Copy each line below in which the string "text" occurs.

────────────────

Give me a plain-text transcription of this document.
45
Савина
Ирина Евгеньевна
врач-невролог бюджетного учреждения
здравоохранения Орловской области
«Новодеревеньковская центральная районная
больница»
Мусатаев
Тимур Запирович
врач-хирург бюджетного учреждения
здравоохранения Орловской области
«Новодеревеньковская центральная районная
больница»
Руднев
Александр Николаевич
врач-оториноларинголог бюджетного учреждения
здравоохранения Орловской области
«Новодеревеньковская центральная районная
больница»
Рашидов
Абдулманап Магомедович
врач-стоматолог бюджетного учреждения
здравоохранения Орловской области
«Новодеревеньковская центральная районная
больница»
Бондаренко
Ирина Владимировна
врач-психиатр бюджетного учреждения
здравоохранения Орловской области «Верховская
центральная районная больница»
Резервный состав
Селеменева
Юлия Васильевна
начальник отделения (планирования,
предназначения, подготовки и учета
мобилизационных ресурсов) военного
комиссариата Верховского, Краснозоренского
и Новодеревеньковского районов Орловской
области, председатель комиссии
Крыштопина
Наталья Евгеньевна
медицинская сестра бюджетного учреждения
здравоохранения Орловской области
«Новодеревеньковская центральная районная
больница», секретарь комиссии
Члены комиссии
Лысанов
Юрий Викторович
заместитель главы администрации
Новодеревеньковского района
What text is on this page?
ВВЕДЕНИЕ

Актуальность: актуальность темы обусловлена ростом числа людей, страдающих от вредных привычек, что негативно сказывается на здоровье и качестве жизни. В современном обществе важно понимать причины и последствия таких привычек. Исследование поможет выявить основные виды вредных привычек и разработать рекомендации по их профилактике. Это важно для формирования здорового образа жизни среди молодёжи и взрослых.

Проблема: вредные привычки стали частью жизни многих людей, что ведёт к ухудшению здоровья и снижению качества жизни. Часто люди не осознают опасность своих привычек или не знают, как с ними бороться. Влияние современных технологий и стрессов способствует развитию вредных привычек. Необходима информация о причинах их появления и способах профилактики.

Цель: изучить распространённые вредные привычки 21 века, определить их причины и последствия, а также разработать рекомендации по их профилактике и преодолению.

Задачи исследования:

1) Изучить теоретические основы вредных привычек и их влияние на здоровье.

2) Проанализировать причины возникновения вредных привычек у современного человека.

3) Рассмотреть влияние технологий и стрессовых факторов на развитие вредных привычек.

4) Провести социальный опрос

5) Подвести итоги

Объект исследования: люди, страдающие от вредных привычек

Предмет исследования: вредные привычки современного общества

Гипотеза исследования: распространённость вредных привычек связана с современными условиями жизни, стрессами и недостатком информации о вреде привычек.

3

────────────────

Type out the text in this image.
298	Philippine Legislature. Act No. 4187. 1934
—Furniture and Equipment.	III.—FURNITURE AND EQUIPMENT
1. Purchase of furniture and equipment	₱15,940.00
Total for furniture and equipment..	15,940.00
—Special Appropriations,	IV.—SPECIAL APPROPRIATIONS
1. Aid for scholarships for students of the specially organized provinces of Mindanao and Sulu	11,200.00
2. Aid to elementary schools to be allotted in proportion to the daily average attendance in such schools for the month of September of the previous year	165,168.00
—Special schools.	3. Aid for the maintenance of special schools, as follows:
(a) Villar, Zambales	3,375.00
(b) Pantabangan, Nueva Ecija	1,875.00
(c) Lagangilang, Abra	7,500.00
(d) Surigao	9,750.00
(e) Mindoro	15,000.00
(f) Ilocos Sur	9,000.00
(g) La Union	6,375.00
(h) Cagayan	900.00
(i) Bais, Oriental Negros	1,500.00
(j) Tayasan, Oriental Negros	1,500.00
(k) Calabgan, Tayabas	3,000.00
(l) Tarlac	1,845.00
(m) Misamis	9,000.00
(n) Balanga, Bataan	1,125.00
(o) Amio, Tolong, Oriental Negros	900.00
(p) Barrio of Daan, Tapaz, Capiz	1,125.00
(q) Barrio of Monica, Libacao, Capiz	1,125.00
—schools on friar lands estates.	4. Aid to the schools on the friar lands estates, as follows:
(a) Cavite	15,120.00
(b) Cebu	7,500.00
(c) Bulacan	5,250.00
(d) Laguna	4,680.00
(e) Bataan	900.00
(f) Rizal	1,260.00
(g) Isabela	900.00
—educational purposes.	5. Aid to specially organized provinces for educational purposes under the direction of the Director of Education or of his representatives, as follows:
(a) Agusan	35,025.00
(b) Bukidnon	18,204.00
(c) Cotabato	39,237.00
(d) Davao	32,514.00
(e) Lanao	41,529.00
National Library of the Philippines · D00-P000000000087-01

────────────────

◆ EXERCISE RESPONSE
Give me a plain-text transcription of this document.
What text is on this page?
Type out the text in this image.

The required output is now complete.